*Tasks to carry out:*
A. Write down the part of the flight delay passage starting with "The average delay" and going on through "to avoid delays!".
B. Work out how many lines in the entries below contain the string "специалиста", treating case as significant, and give only that number.

*Passage shown:*

☆ ☆ ☆

The average delay time increases slightly over the course of a day. This makes sense. Events that delay flights, like weather, mechanical issues, and pilot flight limits, accumulate over the course of the day and increase the probability of a flight being delayed.
sched_dep_time
or dep_time
could make sense. sched_dep_time
is more useful if you’re planning on scheduling a flight and want to avoid delays!
flights_dt %>%
mutate(sched_dep_time = update(sched_dep_time, yday = 1)) %>%
ggplot(aes(sched_dep_time, dep_delay)) +
geom_point(alpha = 0.05) +
geom_smooth()
Problem 5
On what day of the week should you leave if you want to minimize the chance of a delay?
Saturday boasts the lowest percentage of flights that have delayed departures and delayed arrivals.
flights_dt %>%
mutate(day_of_week = wday(dep_time, label = TRUE),
delayed = ifelse(dep_delay > 0, 1, 0)) %>%
group_by(day_of_week) %>%
summarize(delay_prob = mean(delayed)) %>%
ggplot(aes(day_of_week, delay_prob)) +
geom_bar(stat = "identity") +
geom_text(aes(label = scales::percent(delay_prob)), vjust = -0.25, size = 3) +
scale_y_continuous(labels = scales::percent, limits = c(0, 0.6)) +
labs(title = "Percentage of Flight Departures Delayed By Day of the Week",
subtitle = "Flights are Delayed if They Depart >= 1 Minute Behind Schedule",
x = "Day of the Week",
y = "Percentage of Flights Delayed")
flights_dt %>%
mutate(day_of_week = wday(arr_time, label = TRUE),
delayed = ifelse(arr_delay > 0, 1, 0)) %>%
group_by(day_of_week) %>%
summarize(delay_prob = mean(delayed, na.rm = TRUE)) %>%
ggplot(aes(day_of_week, delay_prob)) +
geom_bar(stat = "identity") +
geom_text(aes(label = scales::percent(delay_prob)), vjust = -0.25, size = 3) +
scale_y_continuous(labels = scales::percent, limits = c(0, 0.6)) +
labs(title = "Percentage of Flight Arrivals Delayed By Day of the Week",
subtitle = "Flights are Delayed if They Arrive >= 1 Minute Behind Schedule",
x = "Day of the Week",
y = "Percentage of Flights Delayed")
Problem 6
What makes the distribution of diamonds$carat
and flights_dep_time
similar?
Humans round. In the case of the diamonds, they always round up!
ggplot(data = diamonds, mapping = aes(x = carat)) +
geom_histogram(bins = 100) +
scale_y_continuous(expand = c(0, 0), labels = scales::dollar) +
labs(title = "Diamond Prices Increase With Size",
subtitle = "Diamond Prices in Dollars and Sizes in Carats",
caption = "Urban Institute",
x = "Carat",
y = "Price"
)

☆ ☆ ☆

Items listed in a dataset
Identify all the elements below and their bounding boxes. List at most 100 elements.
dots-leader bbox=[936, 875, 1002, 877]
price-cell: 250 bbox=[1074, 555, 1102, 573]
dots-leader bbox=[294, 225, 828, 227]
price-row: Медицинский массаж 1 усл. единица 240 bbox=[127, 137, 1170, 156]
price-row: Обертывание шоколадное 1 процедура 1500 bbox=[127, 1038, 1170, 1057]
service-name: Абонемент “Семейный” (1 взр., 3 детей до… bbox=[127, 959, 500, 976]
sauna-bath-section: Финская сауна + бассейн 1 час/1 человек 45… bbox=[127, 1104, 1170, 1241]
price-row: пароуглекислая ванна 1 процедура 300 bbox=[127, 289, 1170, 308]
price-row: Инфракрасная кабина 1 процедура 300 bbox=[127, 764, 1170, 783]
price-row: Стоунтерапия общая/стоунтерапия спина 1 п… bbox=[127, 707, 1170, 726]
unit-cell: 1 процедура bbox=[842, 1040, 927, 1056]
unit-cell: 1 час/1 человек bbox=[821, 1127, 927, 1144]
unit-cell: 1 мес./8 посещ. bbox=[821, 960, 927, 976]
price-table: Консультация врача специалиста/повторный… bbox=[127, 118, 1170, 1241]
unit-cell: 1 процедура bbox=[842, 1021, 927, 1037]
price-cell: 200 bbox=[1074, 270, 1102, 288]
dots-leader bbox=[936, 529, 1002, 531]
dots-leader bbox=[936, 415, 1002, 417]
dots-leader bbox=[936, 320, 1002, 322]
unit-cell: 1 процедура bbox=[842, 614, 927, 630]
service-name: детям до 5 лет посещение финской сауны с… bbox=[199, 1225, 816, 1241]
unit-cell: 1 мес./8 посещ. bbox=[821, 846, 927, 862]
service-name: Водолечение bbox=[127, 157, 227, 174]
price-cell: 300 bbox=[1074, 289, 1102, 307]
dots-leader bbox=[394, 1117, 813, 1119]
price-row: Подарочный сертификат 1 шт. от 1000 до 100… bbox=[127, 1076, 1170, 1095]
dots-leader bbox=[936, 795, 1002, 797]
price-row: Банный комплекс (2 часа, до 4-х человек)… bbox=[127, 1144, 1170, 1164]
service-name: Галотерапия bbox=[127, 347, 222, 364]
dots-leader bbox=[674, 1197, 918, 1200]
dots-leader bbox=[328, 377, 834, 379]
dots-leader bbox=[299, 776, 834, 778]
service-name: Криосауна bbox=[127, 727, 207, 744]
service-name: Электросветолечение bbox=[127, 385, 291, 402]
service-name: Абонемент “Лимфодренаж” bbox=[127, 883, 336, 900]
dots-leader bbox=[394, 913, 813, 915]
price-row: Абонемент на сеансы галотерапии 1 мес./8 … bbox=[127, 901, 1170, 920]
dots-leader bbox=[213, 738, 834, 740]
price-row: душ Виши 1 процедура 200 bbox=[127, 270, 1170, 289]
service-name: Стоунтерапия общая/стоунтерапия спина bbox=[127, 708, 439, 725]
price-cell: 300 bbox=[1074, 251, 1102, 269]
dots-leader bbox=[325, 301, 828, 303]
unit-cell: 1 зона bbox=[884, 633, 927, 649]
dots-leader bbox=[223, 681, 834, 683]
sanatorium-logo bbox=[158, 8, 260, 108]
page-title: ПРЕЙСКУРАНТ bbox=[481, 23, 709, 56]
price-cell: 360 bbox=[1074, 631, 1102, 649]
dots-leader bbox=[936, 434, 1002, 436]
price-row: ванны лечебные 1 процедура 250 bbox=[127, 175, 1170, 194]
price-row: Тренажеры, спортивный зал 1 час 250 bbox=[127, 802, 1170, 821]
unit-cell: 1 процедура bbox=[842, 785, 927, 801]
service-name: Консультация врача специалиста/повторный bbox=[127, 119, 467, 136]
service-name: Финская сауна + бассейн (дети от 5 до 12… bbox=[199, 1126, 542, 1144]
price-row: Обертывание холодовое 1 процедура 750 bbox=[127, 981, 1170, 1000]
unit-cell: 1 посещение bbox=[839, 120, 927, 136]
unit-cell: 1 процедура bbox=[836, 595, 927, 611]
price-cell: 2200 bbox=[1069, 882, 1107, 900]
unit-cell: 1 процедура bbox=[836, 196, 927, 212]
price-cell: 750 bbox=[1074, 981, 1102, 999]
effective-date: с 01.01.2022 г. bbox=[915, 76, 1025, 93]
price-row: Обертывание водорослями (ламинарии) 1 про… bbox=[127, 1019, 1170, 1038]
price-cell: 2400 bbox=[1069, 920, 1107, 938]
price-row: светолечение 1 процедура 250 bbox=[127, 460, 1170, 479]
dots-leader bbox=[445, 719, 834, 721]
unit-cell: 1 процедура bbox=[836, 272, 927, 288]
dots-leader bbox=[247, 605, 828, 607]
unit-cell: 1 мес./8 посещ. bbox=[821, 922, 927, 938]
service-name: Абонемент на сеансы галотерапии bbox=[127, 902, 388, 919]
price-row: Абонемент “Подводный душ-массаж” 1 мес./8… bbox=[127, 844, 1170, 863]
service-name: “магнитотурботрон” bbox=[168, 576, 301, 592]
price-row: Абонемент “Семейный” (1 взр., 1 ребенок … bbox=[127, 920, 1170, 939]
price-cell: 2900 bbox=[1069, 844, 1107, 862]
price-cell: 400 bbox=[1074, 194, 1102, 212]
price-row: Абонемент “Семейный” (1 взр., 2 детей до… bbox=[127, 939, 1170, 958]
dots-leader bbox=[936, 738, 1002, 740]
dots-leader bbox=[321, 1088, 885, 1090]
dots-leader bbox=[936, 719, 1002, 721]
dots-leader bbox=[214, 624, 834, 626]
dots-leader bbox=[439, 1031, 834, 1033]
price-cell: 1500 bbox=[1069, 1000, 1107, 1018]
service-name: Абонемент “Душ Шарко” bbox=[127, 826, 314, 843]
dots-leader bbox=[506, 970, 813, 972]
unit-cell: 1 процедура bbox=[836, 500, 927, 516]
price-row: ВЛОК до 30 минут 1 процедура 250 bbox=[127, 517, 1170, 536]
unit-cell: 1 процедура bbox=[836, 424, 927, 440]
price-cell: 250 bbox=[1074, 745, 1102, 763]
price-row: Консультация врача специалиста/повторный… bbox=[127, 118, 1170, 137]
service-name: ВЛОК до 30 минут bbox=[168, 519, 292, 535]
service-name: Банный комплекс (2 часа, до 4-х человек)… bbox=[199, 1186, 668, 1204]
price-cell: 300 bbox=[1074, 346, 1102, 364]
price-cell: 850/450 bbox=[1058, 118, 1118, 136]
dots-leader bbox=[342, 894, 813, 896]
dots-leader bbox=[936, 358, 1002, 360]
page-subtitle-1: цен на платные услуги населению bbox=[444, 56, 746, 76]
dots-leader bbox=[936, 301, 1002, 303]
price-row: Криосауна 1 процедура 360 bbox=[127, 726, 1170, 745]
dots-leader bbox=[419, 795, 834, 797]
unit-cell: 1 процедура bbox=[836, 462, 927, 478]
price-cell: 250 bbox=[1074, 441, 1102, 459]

☆ ☆ ☆

*Outputs:*
A.
The average delay time increases slightly over the course of a day. This makes sense. Events that delay flights, like weather, mechanical issues, and pilot flight limits, accumulate over the course of the day and increase the probability of a flight being delayed.
sched_dep_time
or dep_time
could make sense. sched_dep_time
is more useful if you’re planning on scheduling a flight and want to avoid delays!

B. 3